>> BEGIN Exercise materials
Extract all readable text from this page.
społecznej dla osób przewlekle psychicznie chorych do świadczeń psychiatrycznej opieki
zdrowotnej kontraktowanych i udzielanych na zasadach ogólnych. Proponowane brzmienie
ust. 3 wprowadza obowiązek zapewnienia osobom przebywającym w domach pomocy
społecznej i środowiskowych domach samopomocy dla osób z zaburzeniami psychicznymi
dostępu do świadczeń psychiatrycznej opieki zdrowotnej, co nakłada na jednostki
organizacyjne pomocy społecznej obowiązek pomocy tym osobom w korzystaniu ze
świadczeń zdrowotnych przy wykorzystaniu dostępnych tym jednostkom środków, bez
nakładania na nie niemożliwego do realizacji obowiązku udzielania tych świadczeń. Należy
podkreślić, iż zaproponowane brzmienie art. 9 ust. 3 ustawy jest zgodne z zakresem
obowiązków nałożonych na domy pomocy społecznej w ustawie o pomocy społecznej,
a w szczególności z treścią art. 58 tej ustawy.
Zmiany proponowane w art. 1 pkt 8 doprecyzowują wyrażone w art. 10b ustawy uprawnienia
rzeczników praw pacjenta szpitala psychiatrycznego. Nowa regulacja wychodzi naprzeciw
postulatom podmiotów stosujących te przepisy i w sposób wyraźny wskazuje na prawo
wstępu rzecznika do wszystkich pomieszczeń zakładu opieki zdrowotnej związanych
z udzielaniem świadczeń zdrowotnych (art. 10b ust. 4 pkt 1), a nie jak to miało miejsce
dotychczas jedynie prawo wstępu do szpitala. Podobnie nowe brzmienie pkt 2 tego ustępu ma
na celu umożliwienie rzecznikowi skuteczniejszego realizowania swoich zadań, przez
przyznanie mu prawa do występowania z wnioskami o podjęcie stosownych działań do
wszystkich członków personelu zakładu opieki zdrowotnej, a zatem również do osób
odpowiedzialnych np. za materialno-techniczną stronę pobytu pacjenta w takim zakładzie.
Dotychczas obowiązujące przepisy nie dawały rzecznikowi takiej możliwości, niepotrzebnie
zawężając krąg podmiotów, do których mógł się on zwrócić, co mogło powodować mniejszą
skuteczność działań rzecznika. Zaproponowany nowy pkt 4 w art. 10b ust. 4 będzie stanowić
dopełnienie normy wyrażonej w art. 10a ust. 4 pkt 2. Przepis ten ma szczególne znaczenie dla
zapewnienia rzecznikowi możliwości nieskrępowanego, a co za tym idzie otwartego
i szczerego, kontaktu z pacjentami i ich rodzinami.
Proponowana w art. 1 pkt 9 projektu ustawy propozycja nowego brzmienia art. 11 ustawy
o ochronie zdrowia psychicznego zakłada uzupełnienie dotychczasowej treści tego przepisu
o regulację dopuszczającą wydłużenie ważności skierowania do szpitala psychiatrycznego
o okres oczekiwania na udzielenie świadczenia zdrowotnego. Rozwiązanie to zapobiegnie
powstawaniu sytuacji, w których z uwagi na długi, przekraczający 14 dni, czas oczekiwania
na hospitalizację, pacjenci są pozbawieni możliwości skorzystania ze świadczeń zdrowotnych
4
>> END Exercise materials
- _What the task asks_:
Every line in the data that holds "oczekiwania" should be copied out.

- _Answer for the task_:
o okres oczekiwania na udzielenie świadczenia zdrowotnego. Rozwiązanie to zapobiegnie
powstawaniu sytuacji, w których z uwagi na długi, przekraczający 14 dni, czas oczekiwania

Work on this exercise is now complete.